In 2011, Grey Flannel Auctions of Westhampton, N.Y., sold Steve Wright’s 1966 Green Bay Packers Super Bowl Championship ring for $73,409.
“That ring was destined for success. The provenance was impeccable,” said Grey Flannel’s president, Richard E. Russek. “To our knowledge, it was the first ring from Super Bowl I that had ever been offered at auction, but on top of that, it came directly from Steve Wright, who signed a letter of authenticity that went to the new owner of the ring.”
Jamal Lewis – sold 2012 – $49,770
Although he hadn’t played for Baltimore since 2006, running back Jamal Lewis was awarded a 2012 Super Bowl ring by the Ravens in recognition of his long-standing affiliation with the team. Goldin Auctions of West Berlin, N.J., sold the ring in 2015 for $49,770.
“Super Bowl rings are among the most sought-after collectibles in the [sports collectibles] industry,” said Ken Goldin, founder of Goldin Auctions. “Although museums occasionally buy Super Bowl rings, for the most part it’s private collectors and NFL fans. …The industry is thriving as more and more historical artifacts are unearthed and as professional athletes make their collections available for auction.”
Phil Michaelson noted: “Demand for collectibles is soaring. Thanks to mobile bidding, people who have an interest in certain items can bid remotely. They’re no longer tethered to their desks.”
Joe Gilliam – sold 2011 – $38,423
Lelands in Bohemia, N.Y., has sold more Super Bowl rings than anyone else in the sports auction business. “That’s because we’ve been around longer than anyone else,” said Lelands’ owner Joshua Evans.
“In 2011, we sold the ring presented to Joe Gilliam for the 1975 Pittsburgh Steelers’ World Championship,” Evans continued. “It had everything going for it – two chunky diamonds sandwiching the Vince Lombardi trophy, the ultimate symbol of the Super Bowl – and it represented the perfect match-up with the blue-collar ‘Steel Curtain’ beating ‘America’s Team,’ the Dallas Cowboys. …The ring transcended sports memorabilia. Joe Gilliam was the second black quarterback ever to play in the NFL, which made it historically important.” The Super Bowl X ring sold for $38,423, but Evans believes if it were auctioned today, it would double that price. Nice investment!
There is a trend toward rings from the “storybook teams” and actual players’ rings versus front-office and coaches’ rings, even though the former are far more expensive. Also, collectors like “rings with content,” Evans said.

Assignment A: In the Super Bowl ring auction text, what price did Grey Flannel Auctions get for Steve Wright's 1966 Green Bay Packers ring?
Assignment B: According to the Super Bowl ring auction text, why did Joshua Evans consider the Joe Gilliam ring historically important?
Assignment C: Pick up the Super Bowl ring auction text after its final sentence and carry it on.
The records that follow are not needed for any of the work here.

Page segmentation records:
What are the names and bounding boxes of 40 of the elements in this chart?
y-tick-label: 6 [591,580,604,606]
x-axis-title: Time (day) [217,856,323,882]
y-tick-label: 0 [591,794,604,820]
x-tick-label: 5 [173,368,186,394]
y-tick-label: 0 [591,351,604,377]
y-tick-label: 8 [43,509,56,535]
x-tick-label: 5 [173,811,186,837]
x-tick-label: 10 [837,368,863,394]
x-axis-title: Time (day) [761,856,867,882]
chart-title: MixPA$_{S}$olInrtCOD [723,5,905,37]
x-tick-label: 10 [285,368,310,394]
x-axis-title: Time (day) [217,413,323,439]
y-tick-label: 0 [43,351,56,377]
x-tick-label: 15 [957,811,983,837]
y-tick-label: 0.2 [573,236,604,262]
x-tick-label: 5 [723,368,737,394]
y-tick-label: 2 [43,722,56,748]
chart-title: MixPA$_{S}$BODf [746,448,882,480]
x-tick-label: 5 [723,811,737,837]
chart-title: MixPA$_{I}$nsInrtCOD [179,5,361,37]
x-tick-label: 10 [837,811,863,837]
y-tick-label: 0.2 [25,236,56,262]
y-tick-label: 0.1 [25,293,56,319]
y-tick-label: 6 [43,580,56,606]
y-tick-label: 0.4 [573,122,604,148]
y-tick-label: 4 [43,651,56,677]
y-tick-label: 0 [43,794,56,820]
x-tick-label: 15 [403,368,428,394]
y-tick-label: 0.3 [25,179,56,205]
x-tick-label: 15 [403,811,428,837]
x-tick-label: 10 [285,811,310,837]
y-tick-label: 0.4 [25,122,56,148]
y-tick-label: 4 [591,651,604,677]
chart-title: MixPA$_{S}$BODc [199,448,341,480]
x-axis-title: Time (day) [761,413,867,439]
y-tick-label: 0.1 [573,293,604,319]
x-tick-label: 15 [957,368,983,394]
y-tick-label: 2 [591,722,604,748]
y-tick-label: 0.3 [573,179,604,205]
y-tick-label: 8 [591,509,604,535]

Exercise output A: $73,409, in a 2011 sale.

Exercise output B: Evans said the ring transcended sports memorabilia because Joe Gilliam was the second black quarterback ever to play in the NFL.

Exercise output C:
Lawrence Taylor – sold 2012 – $230,401
The world auction record for a Super Bowl Championship ring is held by SCP Auctions of Laguna Niguel, California. In 2012 they sold New York Giants linebacker Lawrence Taylor’s Super Bowl XXV ring for a staggering $230,401.
Why the extraordinary price? “Its mass appeal rested simply on the massive shoulders of the man who owned it, Hall of Famer Lawrence Taylor,” said SCP spokesman Terry Melia.
Jim Langer – sold 2015 – $37,375
Only a select few 1972 Championship rings awarded to players or owners after Super Bowl VII have ever reached the marketplace. This is one of the few from that category – the ring awarded to quick-blocking center Jim Langer after the Miami Dolphins capped a perfect season by defeating the Washington Redskins 14-7.
Hunt Auctions of Exton, Pa., sold the ring in 2015 for $37,375. “It is not a stretch to place this example, which belonged to a key team member and Hall of Fame inductee, among the elite pieces of Championship jewelry in private hands,” said David Hunt, owner of Hunt Auctions.
COMING SOON: Jerry Kramer’s 1967 Green Bay Packers Super Bowl ring
On February 20th, Heritage will take aim at SCP’s formidable record price when it auctions the 1967 Championship ring awarded to offensive lineman Jerry Kramer following the Green Bay Packers’ win in Super Bowl I. It’s the centerpiece of Kramer’s personal career collection and is expected to command a price in excess of $100,000. Once again, LiveAuctioneers.com will facilitate absentee and Internet live bidding, including through mobile devices.